**EXCERPTED RECORDS:**
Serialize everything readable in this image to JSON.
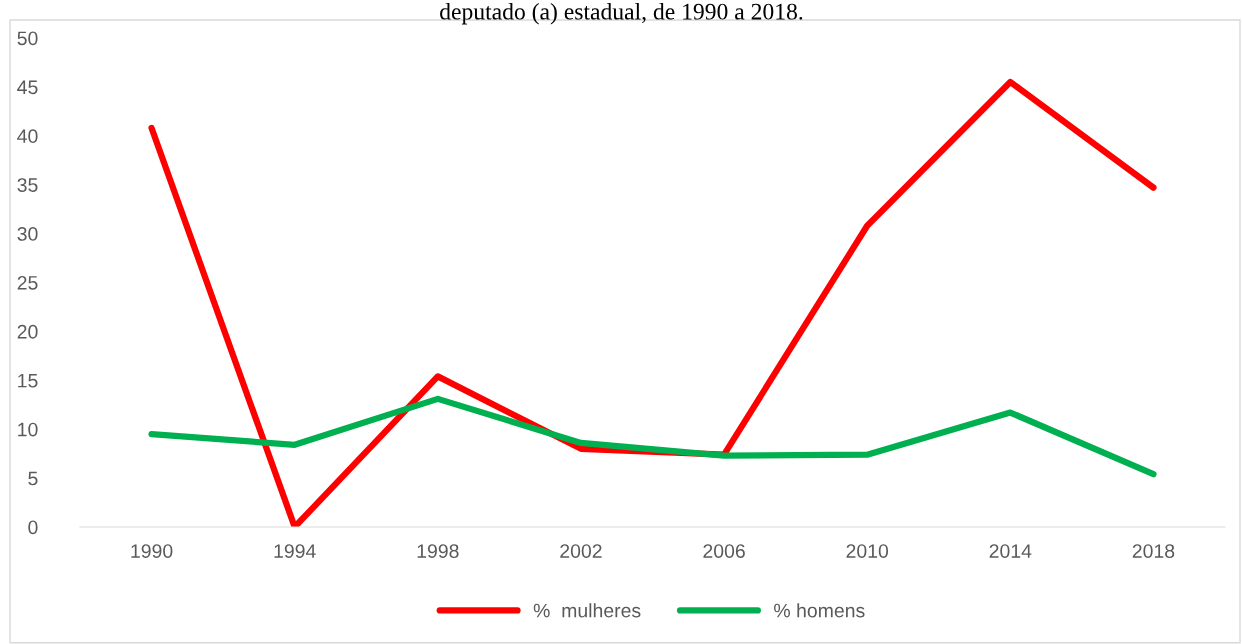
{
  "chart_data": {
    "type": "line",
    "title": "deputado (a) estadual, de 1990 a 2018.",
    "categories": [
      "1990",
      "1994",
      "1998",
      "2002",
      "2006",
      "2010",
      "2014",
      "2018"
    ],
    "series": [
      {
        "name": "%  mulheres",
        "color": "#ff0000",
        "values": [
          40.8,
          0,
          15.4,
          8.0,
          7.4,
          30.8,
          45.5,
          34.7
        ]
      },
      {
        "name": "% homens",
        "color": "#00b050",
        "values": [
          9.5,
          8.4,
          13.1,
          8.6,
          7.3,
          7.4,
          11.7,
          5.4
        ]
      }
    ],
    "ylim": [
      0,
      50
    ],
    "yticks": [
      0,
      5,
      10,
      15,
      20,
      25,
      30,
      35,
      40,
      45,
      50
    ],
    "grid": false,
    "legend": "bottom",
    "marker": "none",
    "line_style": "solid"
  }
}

...

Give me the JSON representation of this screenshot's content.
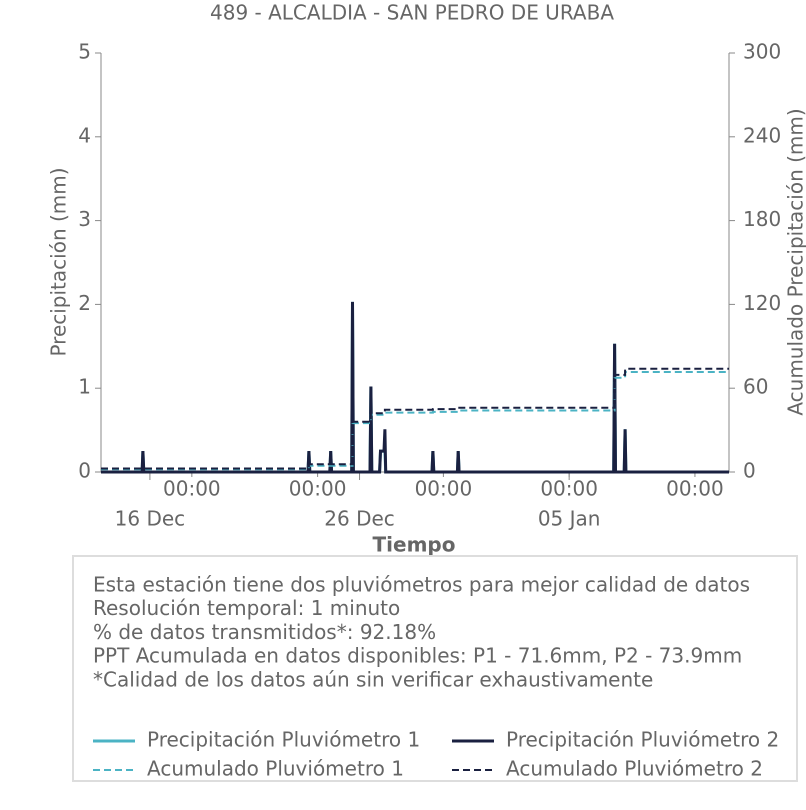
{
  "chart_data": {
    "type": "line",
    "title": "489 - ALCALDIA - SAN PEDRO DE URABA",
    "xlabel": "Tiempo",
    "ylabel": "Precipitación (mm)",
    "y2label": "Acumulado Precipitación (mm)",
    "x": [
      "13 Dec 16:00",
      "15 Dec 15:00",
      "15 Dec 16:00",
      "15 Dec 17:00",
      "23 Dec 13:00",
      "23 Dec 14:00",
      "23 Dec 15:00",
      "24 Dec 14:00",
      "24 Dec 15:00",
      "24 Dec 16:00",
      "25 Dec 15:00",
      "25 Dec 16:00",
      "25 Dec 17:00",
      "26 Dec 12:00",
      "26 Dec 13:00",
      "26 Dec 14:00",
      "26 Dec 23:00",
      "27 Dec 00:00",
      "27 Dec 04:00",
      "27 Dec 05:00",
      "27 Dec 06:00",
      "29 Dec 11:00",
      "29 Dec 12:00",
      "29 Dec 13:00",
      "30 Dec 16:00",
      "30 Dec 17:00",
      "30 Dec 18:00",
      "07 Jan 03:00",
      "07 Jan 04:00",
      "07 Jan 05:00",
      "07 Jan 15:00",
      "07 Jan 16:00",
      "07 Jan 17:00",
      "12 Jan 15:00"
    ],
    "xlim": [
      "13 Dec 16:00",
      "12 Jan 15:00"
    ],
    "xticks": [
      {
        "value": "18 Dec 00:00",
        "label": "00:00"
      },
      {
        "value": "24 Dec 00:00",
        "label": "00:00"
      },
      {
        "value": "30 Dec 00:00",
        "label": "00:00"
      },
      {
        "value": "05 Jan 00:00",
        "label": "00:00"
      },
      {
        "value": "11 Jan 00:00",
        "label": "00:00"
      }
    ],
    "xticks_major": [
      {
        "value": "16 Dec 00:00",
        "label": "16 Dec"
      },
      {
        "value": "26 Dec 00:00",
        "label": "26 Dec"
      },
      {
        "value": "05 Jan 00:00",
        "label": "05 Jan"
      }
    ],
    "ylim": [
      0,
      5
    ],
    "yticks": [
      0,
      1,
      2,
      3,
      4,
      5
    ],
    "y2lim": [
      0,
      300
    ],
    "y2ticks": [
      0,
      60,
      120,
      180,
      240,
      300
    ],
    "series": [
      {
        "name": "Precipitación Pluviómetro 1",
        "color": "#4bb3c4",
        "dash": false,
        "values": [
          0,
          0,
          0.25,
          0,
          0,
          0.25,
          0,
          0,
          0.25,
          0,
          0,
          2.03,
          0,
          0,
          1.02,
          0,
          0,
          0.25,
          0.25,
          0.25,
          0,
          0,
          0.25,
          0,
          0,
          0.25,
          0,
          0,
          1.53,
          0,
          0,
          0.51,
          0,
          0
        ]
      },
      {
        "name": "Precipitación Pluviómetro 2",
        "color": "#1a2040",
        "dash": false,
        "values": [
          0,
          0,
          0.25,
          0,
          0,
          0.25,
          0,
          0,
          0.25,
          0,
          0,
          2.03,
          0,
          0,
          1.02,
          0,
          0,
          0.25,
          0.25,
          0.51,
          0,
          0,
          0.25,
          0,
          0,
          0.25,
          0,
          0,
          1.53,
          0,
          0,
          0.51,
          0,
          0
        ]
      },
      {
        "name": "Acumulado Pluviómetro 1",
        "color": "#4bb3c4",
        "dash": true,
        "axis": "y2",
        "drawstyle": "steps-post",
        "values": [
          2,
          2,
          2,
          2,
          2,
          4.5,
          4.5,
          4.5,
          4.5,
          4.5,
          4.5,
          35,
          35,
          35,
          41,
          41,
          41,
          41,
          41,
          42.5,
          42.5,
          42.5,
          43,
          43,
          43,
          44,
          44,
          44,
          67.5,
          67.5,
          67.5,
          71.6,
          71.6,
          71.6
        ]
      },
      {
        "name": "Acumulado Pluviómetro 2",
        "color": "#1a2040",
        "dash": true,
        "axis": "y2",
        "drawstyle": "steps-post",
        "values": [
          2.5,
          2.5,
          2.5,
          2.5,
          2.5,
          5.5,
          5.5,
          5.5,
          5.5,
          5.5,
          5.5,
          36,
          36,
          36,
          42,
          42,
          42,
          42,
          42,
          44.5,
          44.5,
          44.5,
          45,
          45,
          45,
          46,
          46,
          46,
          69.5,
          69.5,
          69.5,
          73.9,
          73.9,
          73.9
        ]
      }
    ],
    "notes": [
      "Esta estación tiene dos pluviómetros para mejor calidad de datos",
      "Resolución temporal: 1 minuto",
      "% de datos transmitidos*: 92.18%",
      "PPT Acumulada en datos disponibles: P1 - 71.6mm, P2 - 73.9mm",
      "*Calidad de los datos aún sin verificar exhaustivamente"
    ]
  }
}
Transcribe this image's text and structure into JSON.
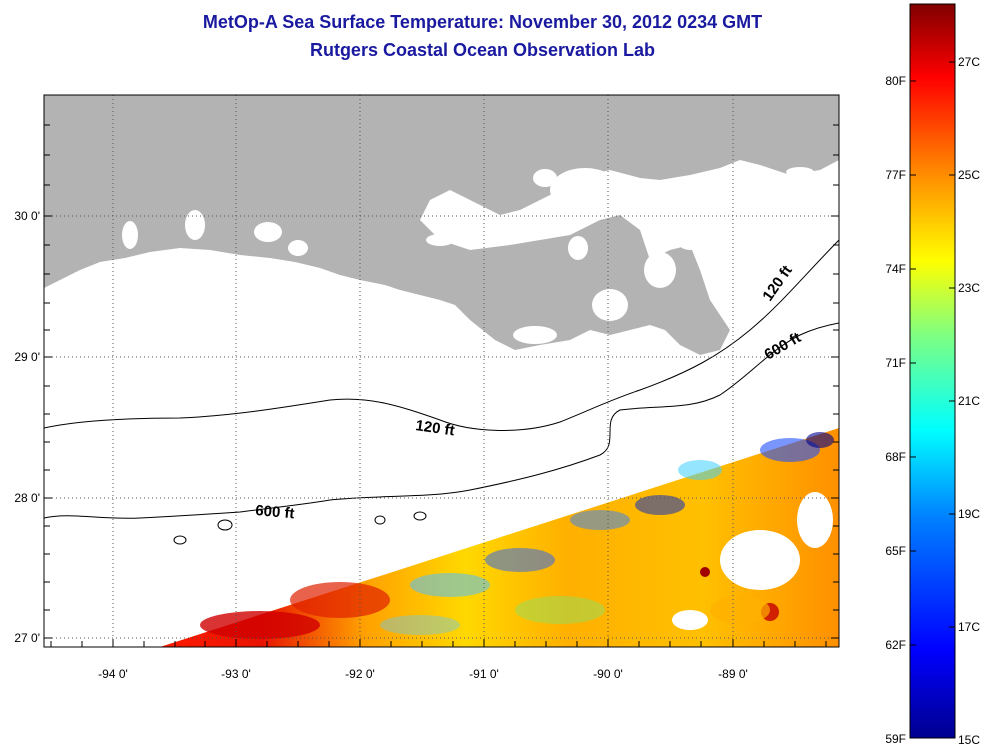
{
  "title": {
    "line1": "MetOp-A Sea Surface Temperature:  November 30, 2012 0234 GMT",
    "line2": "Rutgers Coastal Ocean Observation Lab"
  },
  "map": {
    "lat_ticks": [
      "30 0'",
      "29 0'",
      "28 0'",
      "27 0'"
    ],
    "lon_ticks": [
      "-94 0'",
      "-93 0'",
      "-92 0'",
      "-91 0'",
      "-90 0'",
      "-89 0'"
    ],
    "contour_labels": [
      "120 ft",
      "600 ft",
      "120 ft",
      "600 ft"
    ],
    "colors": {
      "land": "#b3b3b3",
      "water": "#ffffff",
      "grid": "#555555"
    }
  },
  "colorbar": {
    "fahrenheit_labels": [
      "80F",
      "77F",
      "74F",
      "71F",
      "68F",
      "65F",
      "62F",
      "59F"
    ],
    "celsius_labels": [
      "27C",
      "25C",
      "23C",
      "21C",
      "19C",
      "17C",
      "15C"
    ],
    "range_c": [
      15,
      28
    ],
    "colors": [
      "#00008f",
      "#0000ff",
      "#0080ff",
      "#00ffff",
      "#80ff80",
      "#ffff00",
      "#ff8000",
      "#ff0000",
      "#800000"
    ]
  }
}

**EXERCISE PROMPT:**
Sift through the entries and copy every line with "Acumulado".

**SOLUTION TO THE PROBLEM:**
    "y2label": "Acumulado Precipitación (mm)",
        "name": "Acumulado Pluviómetro 1",
        "name": "Acumulado Pluviómetro 2",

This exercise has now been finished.